§ Input
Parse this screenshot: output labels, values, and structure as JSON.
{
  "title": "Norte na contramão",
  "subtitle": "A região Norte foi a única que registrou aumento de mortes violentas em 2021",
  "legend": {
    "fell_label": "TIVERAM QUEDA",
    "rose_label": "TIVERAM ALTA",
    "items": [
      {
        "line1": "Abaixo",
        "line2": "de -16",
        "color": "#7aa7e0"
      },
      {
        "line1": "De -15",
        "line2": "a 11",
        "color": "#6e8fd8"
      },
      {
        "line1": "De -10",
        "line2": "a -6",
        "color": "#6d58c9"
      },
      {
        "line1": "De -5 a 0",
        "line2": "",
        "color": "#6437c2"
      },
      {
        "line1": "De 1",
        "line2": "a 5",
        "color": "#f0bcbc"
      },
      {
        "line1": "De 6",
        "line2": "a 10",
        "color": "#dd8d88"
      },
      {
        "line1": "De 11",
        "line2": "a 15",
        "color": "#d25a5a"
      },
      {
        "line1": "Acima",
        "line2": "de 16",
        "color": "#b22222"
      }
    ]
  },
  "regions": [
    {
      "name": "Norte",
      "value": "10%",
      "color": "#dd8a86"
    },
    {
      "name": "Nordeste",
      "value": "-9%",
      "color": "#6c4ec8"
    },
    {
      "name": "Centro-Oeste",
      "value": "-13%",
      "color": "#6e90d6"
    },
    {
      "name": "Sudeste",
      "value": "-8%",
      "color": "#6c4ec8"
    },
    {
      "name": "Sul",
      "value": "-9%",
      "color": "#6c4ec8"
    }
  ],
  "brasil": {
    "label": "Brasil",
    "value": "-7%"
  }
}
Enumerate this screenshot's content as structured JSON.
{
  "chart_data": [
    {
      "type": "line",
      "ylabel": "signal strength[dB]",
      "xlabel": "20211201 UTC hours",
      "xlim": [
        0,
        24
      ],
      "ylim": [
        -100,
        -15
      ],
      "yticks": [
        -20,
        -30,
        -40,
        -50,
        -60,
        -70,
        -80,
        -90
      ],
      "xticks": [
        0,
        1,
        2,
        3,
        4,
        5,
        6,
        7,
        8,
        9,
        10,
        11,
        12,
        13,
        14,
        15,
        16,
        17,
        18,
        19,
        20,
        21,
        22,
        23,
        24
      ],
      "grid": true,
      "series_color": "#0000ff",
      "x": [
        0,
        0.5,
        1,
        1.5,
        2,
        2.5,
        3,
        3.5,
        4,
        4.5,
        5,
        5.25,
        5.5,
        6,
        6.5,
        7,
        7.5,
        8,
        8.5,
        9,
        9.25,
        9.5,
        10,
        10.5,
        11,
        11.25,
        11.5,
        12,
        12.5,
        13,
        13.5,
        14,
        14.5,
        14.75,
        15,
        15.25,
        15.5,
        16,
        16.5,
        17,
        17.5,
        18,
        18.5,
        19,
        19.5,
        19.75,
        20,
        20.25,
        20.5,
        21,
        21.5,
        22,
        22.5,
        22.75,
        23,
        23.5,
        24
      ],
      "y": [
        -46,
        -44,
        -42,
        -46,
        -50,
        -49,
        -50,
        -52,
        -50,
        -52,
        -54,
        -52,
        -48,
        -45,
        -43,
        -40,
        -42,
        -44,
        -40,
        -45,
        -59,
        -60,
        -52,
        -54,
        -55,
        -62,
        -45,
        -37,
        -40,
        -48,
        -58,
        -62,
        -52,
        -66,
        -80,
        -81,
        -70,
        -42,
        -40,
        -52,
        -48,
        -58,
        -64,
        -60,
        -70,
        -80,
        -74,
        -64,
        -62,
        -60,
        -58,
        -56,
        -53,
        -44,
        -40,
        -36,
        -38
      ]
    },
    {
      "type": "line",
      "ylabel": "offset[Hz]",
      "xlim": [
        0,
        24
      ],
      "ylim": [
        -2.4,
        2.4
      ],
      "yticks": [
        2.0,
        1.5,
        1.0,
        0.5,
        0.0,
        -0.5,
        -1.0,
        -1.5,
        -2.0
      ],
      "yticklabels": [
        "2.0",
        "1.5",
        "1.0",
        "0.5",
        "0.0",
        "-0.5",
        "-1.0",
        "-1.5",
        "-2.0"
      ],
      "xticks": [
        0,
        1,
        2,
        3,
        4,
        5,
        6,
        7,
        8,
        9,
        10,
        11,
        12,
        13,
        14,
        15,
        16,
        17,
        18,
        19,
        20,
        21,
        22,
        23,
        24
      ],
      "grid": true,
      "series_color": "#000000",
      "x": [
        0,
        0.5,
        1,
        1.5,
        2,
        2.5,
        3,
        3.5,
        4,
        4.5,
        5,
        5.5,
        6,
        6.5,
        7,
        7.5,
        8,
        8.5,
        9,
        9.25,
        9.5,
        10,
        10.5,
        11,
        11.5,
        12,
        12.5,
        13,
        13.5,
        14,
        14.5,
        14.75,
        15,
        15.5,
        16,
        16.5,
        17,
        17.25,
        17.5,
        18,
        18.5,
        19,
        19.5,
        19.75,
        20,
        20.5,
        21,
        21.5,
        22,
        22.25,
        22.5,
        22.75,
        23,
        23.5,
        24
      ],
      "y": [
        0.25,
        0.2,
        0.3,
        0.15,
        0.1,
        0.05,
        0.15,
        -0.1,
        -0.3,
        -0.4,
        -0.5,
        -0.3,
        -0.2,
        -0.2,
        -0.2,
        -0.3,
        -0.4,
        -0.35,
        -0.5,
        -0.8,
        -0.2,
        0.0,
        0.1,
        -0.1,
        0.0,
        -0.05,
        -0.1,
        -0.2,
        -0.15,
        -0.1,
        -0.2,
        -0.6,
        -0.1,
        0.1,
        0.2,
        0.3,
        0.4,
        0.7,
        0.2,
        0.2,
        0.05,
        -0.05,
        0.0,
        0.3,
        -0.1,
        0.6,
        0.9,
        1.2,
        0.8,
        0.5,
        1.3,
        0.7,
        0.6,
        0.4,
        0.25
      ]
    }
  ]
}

§ Exercise directions
Pull out every line holding "ylabel" from the records above, and copy it.

§ Correct response
      "ylabel": "signal strength[dB]",
      "ylabel": "offset[Hz]",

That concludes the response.